Directive:
Which lines below hold the word "Light"? Copy all of them.

--- Source data ---

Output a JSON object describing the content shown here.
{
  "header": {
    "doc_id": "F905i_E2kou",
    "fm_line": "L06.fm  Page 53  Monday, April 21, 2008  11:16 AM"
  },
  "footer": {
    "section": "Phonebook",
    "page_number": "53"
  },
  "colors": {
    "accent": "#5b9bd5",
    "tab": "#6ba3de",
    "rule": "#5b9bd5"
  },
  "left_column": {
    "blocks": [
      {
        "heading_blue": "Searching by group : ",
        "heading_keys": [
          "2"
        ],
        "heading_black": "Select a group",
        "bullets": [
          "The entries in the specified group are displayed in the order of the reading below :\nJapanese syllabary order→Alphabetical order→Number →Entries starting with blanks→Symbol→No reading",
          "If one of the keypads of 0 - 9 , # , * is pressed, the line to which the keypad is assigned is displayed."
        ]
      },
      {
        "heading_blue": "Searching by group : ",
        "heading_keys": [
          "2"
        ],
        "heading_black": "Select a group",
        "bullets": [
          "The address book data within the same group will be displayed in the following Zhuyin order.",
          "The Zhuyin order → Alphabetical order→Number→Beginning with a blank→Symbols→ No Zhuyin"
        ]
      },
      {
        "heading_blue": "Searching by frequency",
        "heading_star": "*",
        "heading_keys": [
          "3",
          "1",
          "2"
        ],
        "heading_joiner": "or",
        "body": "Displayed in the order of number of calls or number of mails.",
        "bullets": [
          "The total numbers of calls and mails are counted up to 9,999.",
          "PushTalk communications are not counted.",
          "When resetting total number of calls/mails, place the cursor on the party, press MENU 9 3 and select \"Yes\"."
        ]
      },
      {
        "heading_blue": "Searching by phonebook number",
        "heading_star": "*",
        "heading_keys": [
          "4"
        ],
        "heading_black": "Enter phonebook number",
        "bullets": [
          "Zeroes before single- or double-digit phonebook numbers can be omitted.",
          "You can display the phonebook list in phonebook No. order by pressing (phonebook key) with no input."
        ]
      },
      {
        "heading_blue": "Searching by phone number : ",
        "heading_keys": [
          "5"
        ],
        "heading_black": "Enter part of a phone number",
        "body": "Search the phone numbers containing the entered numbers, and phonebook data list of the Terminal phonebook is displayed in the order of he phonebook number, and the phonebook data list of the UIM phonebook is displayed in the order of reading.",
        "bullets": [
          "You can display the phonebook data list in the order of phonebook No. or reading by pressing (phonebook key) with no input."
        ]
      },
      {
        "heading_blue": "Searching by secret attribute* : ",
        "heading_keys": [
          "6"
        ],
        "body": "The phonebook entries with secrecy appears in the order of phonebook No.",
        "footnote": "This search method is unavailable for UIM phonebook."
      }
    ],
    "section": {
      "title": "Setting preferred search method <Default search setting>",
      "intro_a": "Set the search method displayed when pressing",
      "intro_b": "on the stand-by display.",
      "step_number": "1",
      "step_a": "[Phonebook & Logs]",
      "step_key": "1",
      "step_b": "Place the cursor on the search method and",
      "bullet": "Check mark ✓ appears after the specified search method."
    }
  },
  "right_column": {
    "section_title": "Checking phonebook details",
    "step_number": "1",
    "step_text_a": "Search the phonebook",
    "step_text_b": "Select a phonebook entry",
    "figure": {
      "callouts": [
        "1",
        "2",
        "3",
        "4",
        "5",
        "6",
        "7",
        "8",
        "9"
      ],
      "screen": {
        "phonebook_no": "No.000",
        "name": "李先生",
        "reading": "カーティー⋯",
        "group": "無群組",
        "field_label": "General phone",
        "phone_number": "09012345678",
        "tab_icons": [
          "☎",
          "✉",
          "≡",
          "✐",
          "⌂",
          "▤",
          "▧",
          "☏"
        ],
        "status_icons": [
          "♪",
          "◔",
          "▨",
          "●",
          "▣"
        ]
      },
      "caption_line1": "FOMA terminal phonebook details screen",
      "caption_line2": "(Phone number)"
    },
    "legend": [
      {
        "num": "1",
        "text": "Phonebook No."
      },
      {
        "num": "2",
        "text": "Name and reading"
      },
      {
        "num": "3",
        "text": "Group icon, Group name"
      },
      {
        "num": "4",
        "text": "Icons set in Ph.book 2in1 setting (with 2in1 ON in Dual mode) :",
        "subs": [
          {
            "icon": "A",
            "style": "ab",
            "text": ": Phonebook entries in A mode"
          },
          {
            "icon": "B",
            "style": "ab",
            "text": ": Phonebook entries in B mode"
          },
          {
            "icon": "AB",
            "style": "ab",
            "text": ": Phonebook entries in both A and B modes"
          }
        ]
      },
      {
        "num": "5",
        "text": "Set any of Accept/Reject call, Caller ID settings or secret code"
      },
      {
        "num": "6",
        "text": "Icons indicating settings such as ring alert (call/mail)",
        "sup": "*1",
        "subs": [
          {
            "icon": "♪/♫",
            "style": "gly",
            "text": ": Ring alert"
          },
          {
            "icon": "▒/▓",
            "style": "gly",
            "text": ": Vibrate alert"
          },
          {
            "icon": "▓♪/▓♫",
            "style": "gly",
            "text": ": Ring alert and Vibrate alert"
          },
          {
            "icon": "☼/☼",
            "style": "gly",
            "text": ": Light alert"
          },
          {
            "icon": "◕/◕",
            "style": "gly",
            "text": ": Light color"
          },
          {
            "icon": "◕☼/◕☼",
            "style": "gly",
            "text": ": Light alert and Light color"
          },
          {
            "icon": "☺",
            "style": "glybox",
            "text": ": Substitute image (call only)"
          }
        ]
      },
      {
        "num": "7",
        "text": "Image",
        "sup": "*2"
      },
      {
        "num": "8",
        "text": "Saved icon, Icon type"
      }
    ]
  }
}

---

Task response:
            "text": ": Light alert"
            "text": ": Light color"
            "text": ": Light alert and Light color"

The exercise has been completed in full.